*Prompt*
Restate the records that follow word for word; no pictures should appear.

*Stored data entries*
* start *
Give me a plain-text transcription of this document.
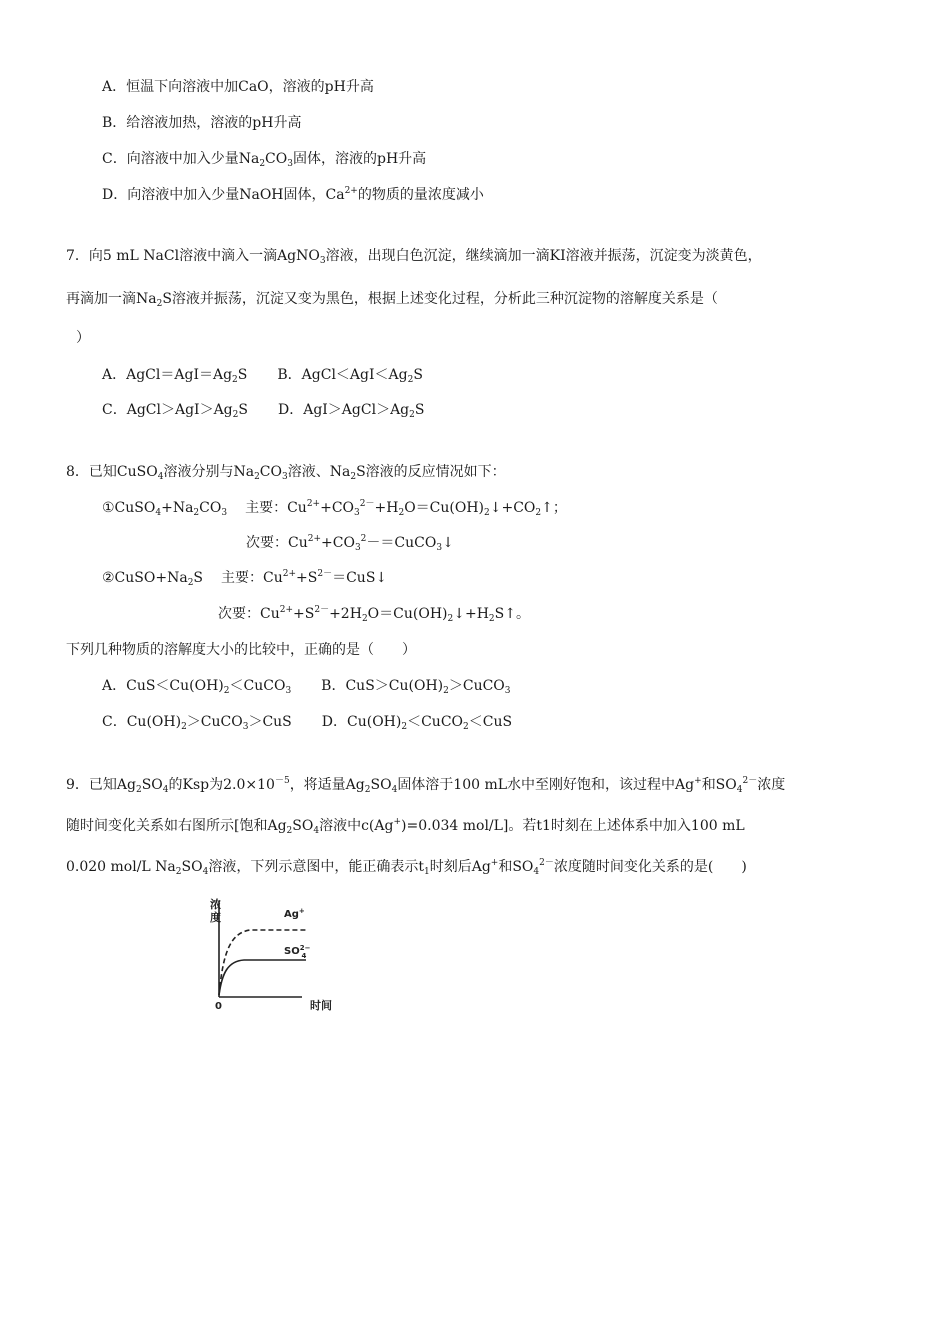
A．恒温下向溶液中加CaO，溶液的pH升高
B．给溶液加热，溶液的pH升高
C．向溶液中加入少量$Na_2CO_3$固体，溶液的pH升高
D．向溶液中加入少量NaOH固体，$Ca^{2+}$的物质的量浓度减小
7．向5 mL NaCl溶液中滴入一滴AgNO$_3$溶液，出现白色沉淀，继续滴加一滴KI溶液并振荡，沉淀变为淡黄色，
再滴加一滴$Na_2S$溶液并振荡，沉淀又变为黑色，根据上述变化过程，分析此三种沉淀物的溶解度关系是（
）
A．$AgCl=AgI=Ag_2S$ B．$AgCl<AgI<Ag_2S$
C．$AgCl>AgI>Ag_2S$ D．$AgI>AgCl>Ag_2S$
8．已知CuSO$_4$溶液分别与$Na_2CO_3$溶液、$Na_2S$溶液的反应情况如下：
$①CuSO_4+Na_2CO_3$ 主要：$Cu^{2+}+CO_3^{2-}+H_2O=Cu(OH)_2↓+CO_2↑$；
次要：$Cu^{2+}+CO_3^2-=CuCO_3↓$
$②CuSO+Na_2S$ 主要：$Cu^{2+}+S^{2-}=CuS↓$
次要：$Cu^{2+}+S^{2-}+2H_2O=Cu(OH)_2↓+H_2S↑$。
下列几种物质的溶解度大小的比较中，正确的是（　　）
A．$CuS<Cu(OH)_2<CuCO_3$ B．$CuS>Cu(OH)_2>CuCO_3$
C．$Cu(OH)_2>CuCO_3>CuS$ D．$Cu(OH)_2<CuCO_2<CuS$
9．已知$Ag_2SO_4$的Ksp为$2.0\times 10^{-5}$，将适量$Ag_2SO_4$固体溶于100 mL水中至刚好饱和，该过程中Ag+和$SO_4^{2-}$浓度
随时间变化关系如右图所示[饱和$Ag_2SO_4$溶液中c(Ag+)=0.034 mol/L]。若t1时刻在上述体系中加入100 mL
0.020 mol/L $Na_2SO_4$溶液，下列示意图中，能正确表示$t_1$时刻后Ag+和$SO_4^{2-}$浓度随时间变化关系的是(　　)
浓
度	Ag+
$SO^{2-}$ 4
0	时间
* end *
*Solution for this task*
Give me a plain-text transcription of this document.
A．恒温下向溶液中加CaO，溶液的pH升高
B．给溶液加热，溶液的pH升高
C．向溶液中加入少量$Na_2CO_3$固体，溶液的pH升高
D．向溶液中加入少量NaOH固体，$Ca^{2+}$的物质的量浓度减小
7．向5 mL NaCl溶液中滴入一滴AgNO$_3$溶液，出现白色沉淀，继续滴加一滴KI溶液并振荡，沉淀变为淡黄色，
再滴加一滴$Na_2S$溶液并振荡，沉淀又变为黑色，根据上述变化过程，分析此三种沉淀物的溶解度关系是（
）
A．$AgCl=AgI=Ag_2S$ B．$AgCl<AgI<Ag_2S$
C．$AgCl>AgI>Ag_2S$ D．$AgI>AgCl>Ag_2S$
8．已知CuSO$_4$溶液分别与$Na_2CO_3$溶液、$Na_2S$溶液的反应情况如下：
$①CuSO_4+Na_2CO_3$ 主要：$Cu^{2+}+CO_3^{2-}+H_2O=Cu(OH)_2↓+CO_2↑$；
次要：$Cu^{2+}+CO_3^2-=CuCO_3↓$
$②CuSO+Na_2S$ 主要：$Cu^{2+}+S^{2-}=CuS↓$
次要：$Cu^{2+}+S^{2-}+2H_2O=Cu(OH)_2↓+H_2S↑$。
下列几种物质的溶解度大小的比较中，正确的是（　　）
A．$CuS<Cu(OH)_2<CuCO_3$ B．$CuS>Cu(OH)_2>CuCO_3$
C．$Cu(OH)_2>CuCO_3>CuS$ D．$Cu(OH)_2<CuCO_2<CuS$
9．已知$Ag_2SO_4$的Ksp为$2.0\times 10^{-5}$，将适量$Ag_2SO_4$固体溶于100 mL水中至刚好饱和，该过程中Ag+和$SO_4^{2-}$浓度
随时间变化关系如右图所示[饱和$Ag_2SO_4$溶液中c(Ag+)=0.034 mol/L]。若t1时刻在上述体系中加入100 mL
0.020 mol/L $Na_2SO_4$溶液，下列示意图中，能正确表示$t_1$时刻后Ag+和$SO_4^{2-}$浓度随时间变化关系的是(　　)
浓
度	Ag+
$SO^{2-}$ 4
0	时间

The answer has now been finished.